What needs to be done
Look for the string "день" in every line, and copy each line that has it.

Collection entries
○ ○ ○ ○ ○

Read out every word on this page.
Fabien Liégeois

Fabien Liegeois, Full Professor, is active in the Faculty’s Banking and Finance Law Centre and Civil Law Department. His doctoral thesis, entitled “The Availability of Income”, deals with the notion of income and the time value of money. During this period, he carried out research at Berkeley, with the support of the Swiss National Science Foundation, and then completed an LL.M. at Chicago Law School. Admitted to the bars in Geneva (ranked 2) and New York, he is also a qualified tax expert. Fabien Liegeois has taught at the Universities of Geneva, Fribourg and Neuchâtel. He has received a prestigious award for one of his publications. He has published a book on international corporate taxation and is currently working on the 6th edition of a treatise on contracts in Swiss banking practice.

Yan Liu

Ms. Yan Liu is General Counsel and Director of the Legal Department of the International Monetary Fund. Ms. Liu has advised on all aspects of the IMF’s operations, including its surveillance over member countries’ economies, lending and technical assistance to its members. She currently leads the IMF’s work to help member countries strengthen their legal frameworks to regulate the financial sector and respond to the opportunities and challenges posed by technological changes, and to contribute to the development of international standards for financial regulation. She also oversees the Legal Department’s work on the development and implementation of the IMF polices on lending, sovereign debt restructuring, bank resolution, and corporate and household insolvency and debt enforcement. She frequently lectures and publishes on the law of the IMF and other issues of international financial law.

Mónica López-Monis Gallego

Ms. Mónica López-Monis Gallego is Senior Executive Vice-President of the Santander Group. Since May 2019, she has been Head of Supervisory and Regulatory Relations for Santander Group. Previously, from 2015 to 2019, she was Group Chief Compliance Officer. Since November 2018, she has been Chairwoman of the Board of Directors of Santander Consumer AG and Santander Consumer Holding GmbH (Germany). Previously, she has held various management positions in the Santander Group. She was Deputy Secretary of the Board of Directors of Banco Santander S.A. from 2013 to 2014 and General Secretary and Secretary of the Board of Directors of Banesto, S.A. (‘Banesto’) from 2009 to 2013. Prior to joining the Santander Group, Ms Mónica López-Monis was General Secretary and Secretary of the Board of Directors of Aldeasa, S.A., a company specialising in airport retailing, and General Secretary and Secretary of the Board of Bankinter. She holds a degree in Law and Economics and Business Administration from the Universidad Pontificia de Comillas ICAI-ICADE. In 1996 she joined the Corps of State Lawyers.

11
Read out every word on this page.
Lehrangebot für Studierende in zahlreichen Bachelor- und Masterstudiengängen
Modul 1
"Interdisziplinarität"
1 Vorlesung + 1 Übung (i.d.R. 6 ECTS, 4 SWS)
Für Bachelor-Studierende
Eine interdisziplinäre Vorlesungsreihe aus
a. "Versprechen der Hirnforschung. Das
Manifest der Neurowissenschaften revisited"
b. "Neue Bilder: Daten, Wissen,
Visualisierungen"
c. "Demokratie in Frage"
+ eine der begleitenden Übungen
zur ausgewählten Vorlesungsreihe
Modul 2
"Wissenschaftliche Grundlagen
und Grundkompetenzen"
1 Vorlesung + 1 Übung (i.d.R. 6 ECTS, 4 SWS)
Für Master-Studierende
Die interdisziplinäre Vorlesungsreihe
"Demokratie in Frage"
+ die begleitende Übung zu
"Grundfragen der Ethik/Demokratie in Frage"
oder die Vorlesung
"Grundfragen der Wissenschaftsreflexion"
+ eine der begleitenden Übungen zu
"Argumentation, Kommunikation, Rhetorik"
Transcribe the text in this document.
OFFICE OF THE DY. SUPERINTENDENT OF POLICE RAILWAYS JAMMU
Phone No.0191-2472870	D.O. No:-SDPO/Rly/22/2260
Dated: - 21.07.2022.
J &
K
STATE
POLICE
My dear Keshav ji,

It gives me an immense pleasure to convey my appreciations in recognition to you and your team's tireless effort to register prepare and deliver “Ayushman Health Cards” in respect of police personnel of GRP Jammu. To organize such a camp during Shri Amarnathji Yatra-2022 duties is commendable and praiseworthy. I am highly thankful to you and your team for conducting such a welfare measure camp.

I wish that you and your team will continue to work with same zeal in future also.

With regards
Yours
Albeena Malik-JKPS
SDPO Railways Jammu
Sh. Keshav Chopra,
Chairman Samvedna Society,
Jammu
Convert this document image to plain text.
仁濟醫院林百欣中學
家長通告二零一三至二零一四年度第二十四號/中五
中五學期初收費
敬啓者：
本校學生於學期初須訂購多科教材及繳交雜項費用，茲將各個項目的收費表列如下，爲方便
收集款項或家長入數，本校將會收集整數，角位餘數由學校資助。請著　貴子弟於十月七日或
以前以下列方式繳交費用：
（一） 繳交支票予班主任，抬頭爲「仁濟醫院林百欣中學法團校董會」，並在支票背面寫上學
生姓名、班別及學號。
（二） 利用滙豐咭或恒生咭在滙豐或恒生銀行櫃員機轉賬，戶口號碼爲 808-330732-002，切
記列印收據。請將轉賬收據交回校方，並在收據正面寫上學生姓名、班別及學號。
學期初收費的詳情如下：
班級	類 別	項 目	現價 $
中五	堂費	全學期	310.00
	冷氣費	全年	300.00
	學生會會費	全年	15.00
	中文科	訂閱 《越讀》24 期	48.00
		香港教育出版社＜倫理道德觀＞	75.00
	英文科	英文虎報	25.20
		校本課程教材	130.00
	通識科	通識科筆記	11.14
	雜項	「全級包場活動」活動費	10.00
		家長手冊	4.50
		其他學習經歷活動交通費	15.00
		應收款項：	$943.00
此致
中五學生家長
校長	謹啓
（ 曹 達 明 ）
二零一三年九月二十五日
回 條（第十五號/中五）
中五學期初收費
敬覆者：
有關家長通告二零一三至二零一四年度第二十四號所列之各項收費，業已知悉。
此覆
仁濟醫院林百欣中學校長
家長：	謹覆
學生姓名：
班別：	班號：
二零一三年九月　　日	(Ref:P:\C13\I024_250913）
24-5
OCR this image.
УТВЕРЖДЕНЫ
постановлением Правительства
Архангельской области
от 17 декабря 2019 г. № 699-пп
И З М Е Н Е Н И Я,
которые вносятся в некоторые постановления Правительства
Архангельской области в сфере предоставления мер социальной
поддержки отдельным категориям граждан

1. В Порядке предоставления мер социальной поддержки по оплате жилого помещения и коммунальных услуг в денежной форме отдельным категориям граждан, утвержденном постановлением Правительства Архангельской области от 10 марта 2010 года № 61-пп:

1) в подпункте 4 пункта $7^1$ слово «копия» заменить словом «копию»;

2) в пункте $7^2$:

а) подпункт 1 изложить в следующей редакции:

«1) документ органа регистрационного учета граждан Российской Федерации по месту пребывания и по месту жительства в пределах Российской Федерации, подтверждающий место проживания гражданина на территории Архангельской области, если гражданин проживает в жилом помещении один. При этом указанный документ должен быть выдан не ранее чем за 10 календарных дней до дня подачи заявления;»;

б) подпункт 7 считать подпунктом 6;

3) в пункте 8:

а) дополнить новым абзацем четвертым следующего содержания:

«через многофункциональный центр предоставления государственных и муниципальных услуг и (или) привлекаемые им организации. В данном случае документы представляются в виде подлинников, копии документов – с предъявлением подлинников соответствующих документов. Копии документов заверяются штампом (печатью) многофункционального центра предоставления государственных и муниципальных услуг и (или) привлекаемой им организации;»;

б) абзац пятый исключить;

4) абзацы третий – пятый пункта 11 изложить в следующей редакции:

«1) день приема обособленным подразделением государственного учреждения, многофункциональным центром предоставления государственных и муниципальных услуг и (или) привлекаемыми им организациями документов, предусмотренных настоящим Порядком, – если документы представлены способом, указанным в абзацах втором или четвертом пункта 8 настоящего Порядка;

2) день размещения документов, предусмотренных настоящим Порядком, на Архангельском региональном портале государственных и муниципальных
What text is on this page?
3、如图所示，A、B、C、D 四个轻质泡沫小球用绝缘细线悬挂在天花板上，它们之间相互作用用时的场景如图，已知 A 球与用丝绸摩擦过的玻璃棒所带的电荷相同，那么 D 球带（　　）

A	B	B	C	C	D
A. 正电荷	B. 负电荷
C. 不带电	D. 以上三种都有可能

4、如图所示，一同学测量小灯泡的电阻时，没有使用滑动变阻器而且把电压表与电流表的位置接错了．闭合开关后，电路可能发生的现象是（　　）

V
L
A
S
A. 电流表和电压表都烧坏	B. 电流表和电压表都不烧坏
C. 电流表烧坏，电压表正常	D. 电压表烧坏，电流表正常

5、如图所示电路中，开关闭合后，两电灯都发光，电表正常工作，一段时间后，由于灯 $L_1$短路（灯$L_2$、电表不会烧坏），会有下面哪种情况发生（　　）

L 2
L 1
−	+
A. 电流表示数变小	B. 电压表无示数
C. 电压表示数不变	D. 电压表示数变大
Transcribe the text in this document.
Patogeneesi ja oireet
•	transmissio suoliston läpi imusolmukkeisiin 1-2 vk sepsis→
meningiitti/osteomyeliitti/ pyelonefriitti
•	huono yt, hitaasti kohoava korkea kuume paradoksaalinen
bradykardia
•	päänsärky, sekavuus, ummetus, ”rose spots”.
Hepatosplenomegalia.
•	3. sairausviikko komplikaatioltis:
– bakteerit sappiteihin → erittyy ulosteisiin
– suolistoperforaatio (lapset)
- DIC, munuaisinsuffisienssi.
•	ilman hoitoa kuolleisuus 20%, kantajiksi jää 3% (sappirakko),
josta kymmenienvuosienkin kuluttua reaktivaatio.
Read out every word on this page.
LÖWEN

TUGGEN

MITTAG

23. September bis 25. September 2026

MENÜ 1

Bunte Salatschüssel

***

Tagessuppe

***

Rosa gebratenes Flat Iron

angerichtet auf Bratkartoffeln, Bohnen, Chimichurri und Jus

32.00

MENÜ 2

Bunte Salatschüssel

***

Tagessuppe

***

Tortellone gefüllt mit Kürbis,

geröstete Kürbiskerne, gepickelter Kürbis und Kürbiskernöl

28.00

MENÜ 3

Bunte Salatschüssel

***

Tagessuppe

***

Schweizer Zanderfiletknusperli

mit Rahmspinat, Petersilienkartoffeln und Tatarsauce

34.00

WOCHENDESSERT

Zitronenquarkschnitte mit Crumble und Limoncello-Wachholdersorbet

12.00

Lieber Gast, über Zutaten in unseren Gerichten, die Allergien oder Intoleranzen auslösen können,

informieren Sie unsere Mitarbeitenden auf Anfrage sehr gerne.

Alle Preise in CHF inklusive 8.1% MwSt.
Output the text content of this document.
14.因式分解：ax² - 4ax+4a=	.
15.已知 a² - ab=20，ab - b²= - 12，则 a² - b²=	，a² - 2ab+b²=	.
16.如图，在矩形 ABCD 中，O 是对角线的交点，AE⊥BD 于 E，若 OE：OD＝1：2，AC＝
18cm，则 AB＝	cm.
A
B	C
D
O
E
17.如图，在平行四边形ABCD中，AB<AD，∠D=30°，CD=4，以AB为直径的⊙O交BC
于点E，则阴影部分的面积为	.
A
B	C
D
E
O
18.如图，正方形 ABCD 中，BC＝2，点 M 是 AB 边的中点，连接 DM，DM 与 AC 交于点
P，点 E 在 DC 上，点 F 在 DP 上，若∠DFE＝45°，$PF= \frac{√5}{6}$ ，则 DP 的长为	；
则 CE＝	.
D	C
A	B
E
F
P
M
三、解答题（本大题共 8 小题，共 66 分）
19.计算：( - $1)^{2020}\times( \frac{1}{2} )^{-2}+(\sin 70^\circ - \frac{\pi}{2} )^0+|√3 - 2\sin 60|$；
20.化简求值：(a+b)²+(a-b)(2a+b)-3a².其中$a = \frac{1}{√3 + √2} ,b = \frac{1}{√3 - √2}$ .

○ ○ ○ ○ ○

Exercise answer
«1) день приема обособленным подразделением государственного учреждения, многофункциональным центром предоставления государственных и муниципальных услуг и (или) привлекаемыми им организациями документов, предусмотренных настоящим Порядком, – если документы представлены способом, указанным в абзацах втором или четвертом пункта 8 настоящего Порядка;
2) день размещения документов, предусмотренных настоящим Порядком, на Архангельском региональном портале государственных и муниципальных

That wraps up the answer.